* [SOURCE MATERIAL]:
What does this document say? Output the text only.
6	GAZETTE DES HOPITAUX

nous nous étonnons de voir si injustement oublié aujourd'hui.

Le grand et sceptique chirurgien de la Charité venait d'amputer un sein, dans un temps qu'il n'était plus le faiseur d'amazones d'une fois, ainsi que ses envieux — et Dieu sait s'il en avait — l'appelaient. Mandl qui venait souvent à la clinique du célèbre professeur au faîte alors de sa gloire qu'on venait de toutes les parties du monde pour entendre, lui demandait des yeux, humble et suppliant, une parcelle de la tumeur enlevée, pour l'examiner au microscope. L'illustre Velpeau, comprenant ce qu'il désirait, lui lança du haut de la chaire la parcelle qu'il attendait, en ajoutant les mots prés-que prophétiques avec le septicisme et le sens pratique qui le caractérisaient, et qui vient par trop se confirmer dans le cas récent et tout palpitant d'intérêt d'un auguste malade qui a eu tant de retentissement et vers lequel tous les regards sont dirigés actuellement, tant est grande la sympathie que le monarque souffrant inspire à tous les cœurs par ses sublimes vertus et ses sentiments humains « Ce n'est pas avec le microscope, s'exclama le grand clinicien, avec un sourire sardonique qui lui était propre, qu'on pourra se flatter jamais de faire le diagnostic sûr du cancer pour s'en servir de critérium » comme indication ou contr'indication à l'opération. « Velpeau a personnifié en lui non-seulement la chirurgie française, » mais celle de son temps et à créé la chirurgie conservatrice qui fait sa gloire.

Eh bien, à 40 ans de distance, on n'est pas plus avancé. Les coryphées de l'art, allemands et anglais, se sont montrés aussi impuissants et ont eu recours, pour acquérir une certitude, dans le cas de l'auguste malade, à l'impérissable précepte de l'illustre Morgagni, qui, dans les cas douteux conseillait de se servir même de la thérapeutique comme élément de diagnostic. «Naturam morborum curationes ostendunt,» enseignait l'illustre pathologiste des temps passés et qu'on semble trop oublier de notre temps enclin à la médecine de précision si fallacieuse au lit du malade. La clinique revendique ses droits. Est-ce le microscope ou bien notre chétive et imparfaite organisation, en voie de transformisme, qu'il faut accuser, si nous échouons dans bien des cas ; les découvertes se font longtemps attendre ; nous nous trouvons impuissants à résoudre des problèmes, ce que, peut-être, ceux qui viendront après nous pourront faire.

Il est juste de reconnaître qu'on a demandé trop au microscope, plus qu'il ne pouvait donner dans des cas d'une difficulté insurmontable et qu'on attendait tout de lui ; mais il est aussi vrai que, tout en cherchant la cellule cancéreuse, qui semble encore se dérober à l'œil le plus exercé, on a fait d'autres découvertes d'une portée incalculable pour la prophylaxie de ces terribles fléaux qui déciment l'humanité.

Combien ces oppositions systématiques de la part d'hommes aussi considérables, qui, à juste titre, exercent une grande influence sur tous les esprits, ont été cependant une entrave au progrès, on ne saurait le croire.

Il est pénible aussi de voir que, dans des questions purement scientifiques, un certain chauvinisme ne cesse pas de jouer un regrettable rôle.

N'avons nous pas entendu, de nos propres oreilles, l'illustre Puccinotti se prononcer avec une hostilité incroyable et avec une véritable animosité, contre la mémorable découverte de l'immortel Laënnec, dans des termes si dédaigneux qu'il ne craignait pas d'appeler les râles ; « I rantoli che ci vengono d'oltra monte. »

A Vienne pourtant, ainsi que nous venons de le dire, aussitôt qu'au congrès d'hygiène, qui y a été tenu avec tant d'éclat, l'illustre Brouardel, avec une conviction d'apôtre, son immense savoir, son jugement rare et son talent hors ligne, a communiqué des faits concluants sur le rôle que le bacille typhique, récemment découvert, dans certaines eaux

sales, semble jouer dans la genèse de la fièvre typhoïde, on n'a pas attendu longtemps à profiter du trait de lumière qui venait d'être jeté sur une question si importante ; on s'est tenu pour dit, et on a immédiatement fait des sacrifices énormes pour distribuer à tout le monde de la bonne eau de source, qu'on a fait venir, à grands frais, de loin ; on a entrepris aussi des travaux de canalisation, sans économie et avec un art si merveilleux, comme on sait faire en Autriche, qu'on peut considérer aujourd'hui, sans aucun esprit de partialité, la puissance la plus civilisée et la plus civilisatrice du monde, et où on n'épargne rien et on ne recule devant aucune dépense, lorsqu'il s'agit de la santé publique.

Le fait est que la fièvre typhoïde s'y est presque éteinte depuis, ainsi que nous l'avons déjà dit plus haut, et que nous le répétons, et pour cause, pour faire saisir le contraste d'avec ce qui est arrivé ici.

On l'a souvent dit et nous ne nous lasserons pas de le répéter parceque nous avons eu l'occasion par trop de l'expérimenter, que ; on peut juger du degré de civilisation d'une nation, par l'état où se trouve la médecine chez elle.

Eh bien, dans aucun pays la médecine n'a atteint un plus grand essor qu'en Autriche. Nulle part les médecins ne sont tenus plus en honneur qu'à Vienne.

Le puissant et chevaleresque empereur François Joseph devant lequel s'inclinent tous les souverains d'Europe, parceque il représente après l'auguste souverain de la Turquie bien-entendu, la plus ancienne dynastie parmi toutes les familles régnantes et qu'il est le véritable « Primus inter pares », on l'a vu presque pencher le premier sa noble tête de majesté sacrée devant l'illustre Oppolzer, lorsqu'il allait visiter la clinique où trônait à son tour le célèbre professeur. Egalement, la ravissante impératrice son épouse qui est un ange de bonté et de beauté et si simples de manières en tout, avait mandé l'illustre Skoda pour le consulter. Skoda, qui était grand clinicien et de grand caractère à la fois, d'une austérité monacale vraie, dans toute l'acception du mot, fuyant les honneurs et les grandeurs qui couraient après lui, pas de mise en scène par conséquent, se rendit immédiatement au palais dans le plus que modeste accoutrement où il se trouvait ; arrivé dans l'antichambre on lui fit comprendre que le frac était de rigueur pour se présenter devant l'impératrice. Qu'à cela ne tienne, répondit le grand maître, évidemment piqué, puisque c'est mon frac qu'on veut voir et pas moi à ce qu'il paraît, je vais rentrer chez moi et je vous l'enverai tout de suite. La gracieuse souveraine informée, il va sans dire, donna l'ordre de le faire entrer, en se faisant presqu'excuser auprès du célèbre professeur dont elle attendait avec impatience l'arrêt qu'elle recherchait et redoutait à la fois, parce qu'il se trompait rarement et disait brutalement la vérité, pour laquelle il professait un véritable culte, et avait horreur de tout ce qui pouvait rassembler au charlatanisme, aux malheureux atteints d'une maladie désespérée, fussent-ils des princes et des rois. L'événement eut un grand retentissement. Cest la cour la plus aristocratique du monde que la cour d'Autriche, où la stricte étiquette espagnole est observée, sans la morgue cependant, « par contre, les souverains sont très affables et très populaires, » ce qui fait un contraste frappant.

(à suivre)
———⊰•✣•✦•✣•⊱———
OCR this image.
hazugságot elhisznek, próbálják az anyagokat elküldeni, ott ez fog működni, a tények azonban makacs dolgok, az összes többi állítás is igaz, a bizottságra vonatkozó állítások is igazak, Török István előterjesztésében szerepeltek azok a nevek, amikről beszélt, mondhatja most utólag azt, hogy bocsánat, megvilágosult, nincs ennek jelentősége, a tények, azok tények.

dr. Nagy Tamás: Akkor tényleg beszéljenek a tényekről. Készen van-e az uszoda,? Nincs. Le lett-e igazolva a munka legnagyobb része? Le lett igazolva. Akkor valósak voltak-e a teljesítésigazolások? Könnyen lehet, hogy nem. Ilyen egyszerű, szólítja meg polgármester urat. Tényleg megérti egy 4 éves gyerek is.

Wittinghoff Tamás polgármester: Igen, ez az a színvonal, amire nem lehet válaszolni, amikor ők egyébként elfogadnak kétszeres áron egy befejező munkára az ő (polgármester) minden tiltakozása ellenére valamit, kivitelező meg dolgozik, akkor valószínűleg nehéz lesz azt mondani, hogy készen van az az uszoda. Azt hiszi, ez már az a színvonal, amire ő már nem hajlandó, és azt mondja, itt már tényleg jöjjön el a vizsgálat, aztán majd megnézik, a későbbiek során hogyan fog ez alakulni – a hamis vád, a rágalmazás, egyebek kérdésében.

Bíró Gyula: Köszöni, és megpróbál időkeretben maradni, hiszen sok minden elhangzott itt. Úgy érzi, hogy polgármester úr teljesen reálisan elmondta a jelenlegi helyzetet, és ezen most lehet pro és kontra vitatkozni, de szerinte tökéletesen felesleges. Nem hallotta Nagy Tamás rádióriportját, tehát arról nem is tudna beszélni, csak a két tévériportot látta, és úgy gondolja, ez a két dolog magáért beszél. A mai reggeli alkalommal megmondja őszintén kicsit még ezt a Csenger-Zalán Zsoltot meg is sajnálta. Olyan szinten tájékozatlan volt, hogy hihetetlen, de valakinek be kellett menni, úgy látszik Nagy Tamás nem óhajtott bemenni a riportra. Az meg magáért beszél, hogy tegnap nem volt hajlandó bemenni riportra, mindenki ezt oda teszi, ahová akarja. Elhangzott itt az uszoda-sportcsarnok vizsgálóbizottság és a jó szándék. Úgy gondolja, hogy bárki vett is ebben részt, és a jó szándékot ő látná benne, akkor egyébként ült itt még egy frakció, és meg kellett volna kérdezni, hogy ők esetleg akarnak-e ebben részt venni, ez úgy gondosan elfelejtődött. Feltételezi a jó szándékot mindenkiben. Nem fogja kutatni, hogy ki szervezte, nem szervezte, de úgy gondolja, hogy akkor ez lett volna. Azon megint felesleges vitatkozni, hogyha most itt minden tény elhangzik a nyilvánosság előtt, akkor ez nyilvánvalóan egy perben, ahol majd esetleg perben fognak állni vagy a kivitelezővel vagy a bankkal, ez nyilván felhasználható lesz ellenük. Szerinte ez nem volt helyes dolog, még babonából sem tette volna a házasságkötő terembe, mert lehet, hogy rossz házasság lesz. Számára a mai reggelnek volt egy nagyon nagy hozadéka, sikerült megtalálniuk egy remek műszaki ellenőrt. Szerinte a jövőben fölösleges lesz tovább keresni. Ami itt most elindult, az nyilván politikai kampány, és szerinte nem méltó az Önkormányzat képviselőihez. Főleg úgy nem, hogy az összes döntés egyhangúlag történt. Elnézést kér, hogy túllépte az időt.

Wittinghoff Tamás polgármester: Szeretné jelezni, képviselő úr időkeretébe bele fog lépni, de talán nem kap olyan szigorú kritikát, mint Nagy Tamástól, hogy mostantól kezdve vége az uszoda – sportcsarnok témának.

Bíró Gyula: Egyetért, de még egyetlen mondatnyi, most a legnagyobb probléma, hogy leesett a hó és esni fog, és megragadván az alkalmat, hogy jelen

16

* [INSTRUCTIONS TO FOLLOW]:
Of all the lines in the data above, state how many include "this". Say only the number.

* [EXPECTED OUTPUT]:
2